Dataset rows about figures:

□ □ □ □

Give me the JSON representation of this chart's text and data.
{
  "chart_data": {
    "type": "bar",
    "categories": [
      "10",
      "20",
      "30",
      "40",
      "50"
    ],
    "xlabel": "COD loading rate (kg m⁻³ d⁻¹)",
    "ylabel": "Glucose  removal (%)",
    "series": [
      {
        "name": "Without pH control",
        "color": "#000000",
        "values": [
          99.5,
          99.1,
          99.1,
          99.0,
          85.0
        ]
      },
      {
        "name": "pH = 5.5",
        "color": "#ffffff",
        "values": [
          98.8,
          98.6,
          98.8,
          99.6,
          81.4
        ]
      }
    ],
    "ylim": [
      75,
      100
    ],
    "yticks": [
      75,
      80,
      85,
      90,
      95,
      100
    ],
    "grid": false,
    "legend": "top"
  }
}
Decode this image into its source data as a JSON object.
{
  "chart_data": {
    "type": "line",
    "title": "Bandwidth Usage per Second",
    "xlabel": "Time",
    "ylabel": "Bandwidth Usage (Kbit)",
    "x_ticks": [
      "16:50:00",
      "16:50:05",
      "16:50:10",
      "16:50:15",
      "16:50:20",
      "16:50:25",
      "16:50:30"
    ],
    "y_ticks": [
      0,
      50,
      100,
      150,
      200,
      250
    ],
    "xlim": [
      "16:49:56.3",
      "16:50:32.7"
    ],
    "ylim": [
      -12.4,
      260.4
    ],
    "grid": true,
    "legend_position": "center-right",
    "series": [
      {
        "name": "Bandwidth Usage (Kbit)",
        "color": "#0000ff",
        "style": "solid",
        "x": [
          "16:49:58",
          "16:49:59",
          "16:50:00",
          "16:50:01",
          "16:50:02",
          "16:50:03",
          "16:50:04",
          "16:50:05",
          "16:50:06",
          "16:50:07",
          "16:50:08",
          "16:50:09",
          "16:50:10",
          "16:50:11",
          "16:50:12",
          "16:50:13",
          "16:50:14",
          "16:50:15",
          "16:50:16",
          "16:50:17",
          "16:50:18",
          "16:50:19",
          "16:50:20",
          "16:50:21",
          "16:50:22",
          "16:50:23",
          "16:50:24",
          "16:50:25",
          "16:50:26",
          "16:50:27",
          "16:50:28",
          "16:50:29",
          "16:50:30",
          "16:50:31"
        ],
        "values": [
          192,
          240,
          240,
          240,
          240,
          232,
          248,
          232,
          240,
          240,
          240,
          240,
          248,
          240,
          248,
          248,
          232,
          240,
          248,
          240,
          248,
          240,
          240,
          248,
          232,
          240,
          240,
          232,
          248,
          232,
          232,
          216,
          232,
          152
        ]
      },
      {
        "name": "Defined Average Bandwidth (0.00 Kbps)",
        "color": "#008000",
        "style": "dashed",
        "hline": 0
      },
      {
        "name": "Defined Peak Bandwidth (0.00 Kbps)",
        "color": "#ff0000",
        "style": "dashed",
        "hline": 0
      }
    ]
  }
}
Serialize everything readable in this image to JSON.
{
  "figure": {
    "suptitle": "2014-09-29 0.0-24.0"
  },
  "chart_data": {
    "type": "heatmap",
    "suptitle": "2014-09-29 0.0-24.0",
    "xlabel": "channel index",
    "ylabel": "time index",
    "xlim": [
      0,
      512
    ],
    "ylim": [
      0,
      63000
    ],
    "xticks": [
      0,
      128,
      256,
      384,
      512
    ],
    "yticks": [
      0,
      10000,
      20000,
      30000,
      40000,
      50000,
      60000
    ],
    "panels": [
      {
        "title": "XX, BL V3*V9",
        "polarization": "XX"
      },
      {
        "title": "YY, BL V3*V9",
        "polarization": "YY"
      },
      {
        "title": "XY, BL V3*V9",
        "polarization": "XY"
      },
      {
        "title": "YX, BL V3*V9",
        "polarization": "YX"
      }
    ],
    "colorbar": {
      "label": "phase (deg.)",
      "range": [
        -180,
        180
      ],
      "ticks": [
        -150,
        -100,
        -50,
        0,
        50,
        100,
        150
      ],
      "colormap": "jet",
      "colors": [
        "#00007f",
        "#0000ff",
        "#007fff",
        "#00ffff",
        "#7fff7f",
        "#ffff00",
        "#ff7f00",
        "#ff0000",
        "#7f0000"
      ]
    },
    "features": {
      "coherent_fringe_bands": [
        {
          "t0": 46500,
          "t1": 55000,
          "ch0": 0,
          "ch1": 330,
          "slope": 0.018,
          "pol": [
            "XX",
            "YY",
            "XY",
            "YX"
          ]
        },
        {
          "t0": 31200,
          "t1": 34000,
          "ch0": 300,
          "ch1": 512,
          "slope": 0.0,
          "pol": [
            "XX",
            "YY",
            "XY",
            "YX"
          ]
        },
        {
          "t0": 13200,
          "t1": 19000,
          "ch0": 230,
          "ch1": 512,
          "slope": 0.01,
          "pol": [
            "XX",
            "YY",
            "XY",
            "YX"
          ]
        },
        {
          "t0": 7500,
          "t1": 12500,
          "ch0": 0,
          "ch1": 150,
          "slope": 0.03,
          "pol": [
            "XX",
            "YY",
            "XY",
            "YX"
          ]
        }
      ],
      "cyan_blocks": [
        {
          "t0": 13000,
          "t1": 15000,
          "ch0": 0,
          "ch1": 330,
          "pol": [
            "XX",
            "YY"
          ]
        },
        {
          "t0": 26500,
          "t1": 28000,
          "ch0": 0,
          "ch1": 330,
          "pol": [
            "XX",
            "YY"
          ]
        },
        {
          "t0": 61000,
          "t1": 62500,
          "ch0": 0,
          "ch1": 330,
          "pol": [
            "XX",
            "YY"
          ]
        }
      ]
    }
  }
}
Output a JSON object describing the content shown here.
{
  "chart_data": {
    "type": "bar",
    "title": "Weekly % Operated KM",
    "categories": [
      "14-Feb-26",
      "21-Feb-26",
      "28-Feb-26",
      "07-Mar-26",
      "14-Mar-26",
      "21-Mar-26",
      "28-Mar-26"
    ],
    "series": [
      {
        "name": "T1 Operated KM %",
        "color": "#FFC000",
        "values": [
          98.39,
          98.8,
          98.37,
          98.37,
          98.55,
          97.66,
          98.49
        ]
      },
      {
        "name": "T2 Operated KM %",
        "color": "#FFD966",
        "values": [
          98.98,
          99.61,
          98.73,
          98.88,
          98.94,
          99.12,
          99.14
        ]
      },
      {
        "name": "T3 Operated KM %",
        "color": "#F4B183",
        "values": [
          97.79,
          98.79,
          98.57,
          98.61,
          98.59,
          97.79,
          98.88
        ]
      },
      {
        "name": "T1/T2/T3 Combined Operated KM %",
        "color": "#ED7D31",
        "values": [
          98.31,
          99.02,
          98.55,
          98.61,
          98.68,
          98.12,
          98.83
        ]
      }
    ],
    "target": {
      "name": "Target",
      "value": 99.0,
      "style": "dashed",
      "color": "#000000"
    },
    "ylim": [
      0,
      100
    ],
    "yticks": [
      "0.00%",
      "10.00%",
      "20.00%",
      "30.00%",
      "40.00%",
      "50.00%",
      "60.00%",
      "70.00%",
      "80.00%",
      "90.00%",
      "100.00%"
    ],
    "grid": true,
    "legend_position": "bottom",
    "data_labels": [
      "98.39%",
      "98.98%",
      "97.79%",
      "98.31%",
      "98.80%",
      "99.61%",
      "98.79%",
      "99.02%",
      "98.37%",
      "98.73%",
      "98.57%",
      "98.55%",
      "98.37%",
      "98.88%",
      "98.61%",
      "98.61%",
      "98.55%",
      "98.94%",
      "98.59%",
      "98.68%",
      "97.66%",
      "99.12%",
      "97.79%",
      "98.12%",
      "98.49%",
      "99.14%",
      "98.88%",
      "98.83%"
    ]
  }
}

□ □ □ □

WHAT IS REQUIRED: Extract all of the data above and output it character for character.

TASK RESULT:
Give me the JSON representation of this chart's text and data.
{
  "chart_data": {
    "type": "bar",
    "categories": [
      "10",
      "20",
      "30",
      "40",
      "50"
    ],
    "xlabel": "COD loading rate (kg m⁻³ d⁻¹)",
    "ylabel": "Glucose  removal (%)",
    "series": [
      {
        "name": "Without pH control",
        "color": "#000000",
        "values": [
          99.5,
          99.1,
          99.1,
          99.0,
          85.0
        ]
      },
      {
        "name": "pH = 5.5",
        "color": "#ffffff",
        "values": [
          98.8,
          98.6,
          98.8,
          99.6,
          81.4
        ]
      }
    ],
    "ylim": [
      75,
      100
    ],
    "yticks": [
      75,
      80,
      85,
      90,
      95,
      100
    ],
    "grid": false,
    "legend": "top"
  }
}
Decode this image into its source data as a JSON object.
{
  "chart_data": {
    "type": "line",
    "title": "Bandwidth Usage per Second",
    "xlabel": "Time",
    "ylabel": "Bandwidth Usage (Kbit)",
    "x_ticks": [
      "16:50:00",
      "16:50:05",
      "16:50:10",
      "16:50:15",
      "16:50:20",
      "16:50:25",
      "16:50:30"
    ],
    "y_ticks": [
      0,
      50,
      100,
      150,
      200,
      250
    ],
    "xlim": [
      "16:49:56.3",
      "16:50:32.7"
    ],
    "ylim": [
      -12.4,
      260.4
    ],
    "grid": true,
    "legend_position": "center-right",
    "series": [
      {
        "name": "Bandwidth Usage (Kbit)",
        "color": "#0000ff",
        "style": "solid",
        "x": [
          "16:49:58",
          "16:49:59",
          "16:50:00",
          "16:50:01",
          "16:50:02",
          "16:50:03",
          "16:50:04",
          "16:50:05",
          "16:50:06",
          "16:50:07",
          "16:50:08",
          "16:50:09",
          "16:50:10",
          "16:50:11",
          "16:50:12",
          "16:50:13",
          "16:50:14",
          "16:50:15",
          "16:50:16",
          "16:50:17",
          "16:50:18",
          "16:50:19",
          "16:50:20",
          "16:50:21",
          "16:50:22",
          "16:50:23",
          "16:50:24",
          "16:50:25",
          "16:50:26",
          "16:50:27",
          "16:50:28",
          "16:50:29",
          "16:50:30",
          "16:50:31"
        ],
        "values": [
          192,
          240,
          240,
          240,
          240,
          232,
          248,
          232,
          240,
          240,
          240,
          240,
          248,
          240,
          248,
          248,
          232,
          240,
          248,
          240,
          248,
          240,
          240,
          248,
          232,
          240,
          240,
          232,
          248,
          232,
          232,
          216,
          232,
          152
        ]
      },
      {
        "name": "Defined Average Bandwidth (0.00 Kbps)",
        "color": "#008000",
        "style": "dashed",
        "hline": 0
      },
      {
        "name": "Defined Peak Bandwidth (0.00 Kbps)",
        "color": "#ff0000",
        "style": "dashed",
        "hline": 0
      }
    ]
  }
}
Serialize everything readable in this image to JSON.
{
  "figure": {
    "suptitle": "2014-09-29 0.0-24.0"
  },
  "chart_data": {
    "type": "heatmap",
    "suptitle": "2014-09-29 0.0-24.0",
    "xlabel": "channel index",
    "ylabel": "time index",
    "xlim": [
      0,
      512
    ],
    "ylim": [
      0,
      63000
    ],
    "xticks": [
      0,
      128,
      256,
      384,
      512
    ],
    "yticks": [
      0,
      10000,
      20000,
      30000,
      40000,
      50000,
      60000
    ],
    "panels": [
      {
        "title": "XX, BL V3*V9",
        "polarization": "XX"
      },
      {
        "title": "YY, BL V3*V9",
        "polarization": "YY"
      },
      {
        "title": "XY, BL V3*V9",
        "polarization": "XY"
      },
      {
        "title": "YX, BL V3*V9",
        "polarization": "YX"
      }
    ],
    "colorbar": {
      "label": "phase (deg.)",
      "range": [
        -180,
        180
      ],
      "ticks": [
        -150,
        -100,
        -50,
        0,
        50,
        100,
        150
      ],
      "colormap": "jet",
      "colors": [
        "#00007f",
        "#0000ff",
        "#007fff",
        "#00ffff",
        "#7fff7f",
        "#ffff00",
        "#ff7f00",
        "#ff0000",
        "#7f0000"
      ]
    },
    "features": {
      "coherent_fringe_bands": [
        {
          "t0": 46500,
          "t1": 55000,
          "ch0": 0,
          "ch1": 330,
          "slope": 0.018,
          "pol": [
            "XX",
            "YY",
            "XY",
            "YX"
          ]
        },
        {
          "t0": 31200,
          "t1": 34000,
          "ch0": 300,
          "ch1": 512,
          "slope": 0.0,
          "pol": [
            "XX",
            "YY",
            "XY",
            "YX"
          ]
        },
        {
          "t0": 13200,
          "t1": 19000,
          "ch0": 230,
          "ch1": 512,
          "slope": 0.01,
          "pol": [
            "XX",
            "YY",
            "XY",
            "YX"
          ]
        },
        {
          "t0": 7500,
          "t1": 12500,
          "ch0": 0,
          "ch1": 150,
          "slope": 0.03,
          "pol": [
            "XX",
            "YY",
            "XY",
            "YX"
          ]
        }
      ],
      "cyan_blocks": [
        {
          "t0": 13000,
          "t1": 15000,
          "ch0": 0,
          "ch1": 330,
          "pol": [
            "XX",
            "YY"
          ]
        },
        {
          "t0": 26500,
          "t1": 28000,
          "ch0": 0,
          "ch1": 330,
          "pol": [
            "XX",
            "YY"
          ]
        },
        {
          "t0": 61000,
          "t1": 62500,
          "ch0": 0,
          "ch1": 330,
          "pol": [
            "XX",
            "YY"
          ]
        }
      ]
    }
  }
}
Output a JSON object describing the content shown here.
{
  "chart_data": {
    "type": "bar",
    "title": "Weekly % Operated KM",
    "categories": [
      "14-Feb-26",
      "21-Feb-26",
      "28-Feb-26",
      "07-Mar-26",
      "14-Mar-26",
      "21-Mar-26",
      "28-Mar-26"
    ],
    "series": [
      {
        "name": "T1 Operated KM %",
        "color": "#FFC000",
        "values": [
          98.39,
          98.8,
          98.37,
          98.37,
          98.55,
          97.66,
          98.49
        ]
      },
      {
        "name": "T2 Operated KM %",
        "color": "#FFD966",
        "values": [
          98.98,
          99.61,
          98.73,
          98.88,
          98.94,
          99.12,
          99.14
        ]
      },
      {
        "name": "T3 Operated KM %",
        "color": "#F4B183",
        "values": [
          97.79,
          98.79,
          98.57,
          98.61,
          98.59,
          97.79,
          98.88
        ]
      },
      {
        "name": "T1/T2/T3 Combined Operated KM %",
        "color": "#ED7D31",
        "values": [
          98.31,
          99.02,
          98.55,
          98.61,
          98.68,
          98.12,
          98.83
        ]
      }
    ],
    "target": {
      "name": "Target",
      "value": 99.0,
      "style": "dashed",
      "color": "#000000"
    },
    "ylim": [
      0,
      100
    ],
    "yticks": [
      "0.00%",
      "10.00%",
      "20.00%",
      "30.00%",
      "40.00%",
      "50.00%",
      "60.00%",
      "70.00%",
      "80.00%",
      "90.00%",
      "100.00%"
    ],
    "grid": true,
    "legend_position": "bottom",
    "data_labels": [
      "98.39%",
      "98.98%",
      "97.79%",
      "98.31%",
      "98.80%",
      "99.61%",
      "98.79%",
      "99.02%",
      "98.37%",
      "98.73%",
      "98.57%",
      "98.55%",
      "98.37%",
      "98.88%",
      "98.61%",
      "98.61%",
      "98.55%",
      "98.94%",
      "98.59%",
      "98.68%",
      "97.66%",
      "99.12%",
      "97.79%",
      "98.12%",
      "98.49%",
      "99.14%",
      "98.88%",
      "98.83%"
    ]
  }
}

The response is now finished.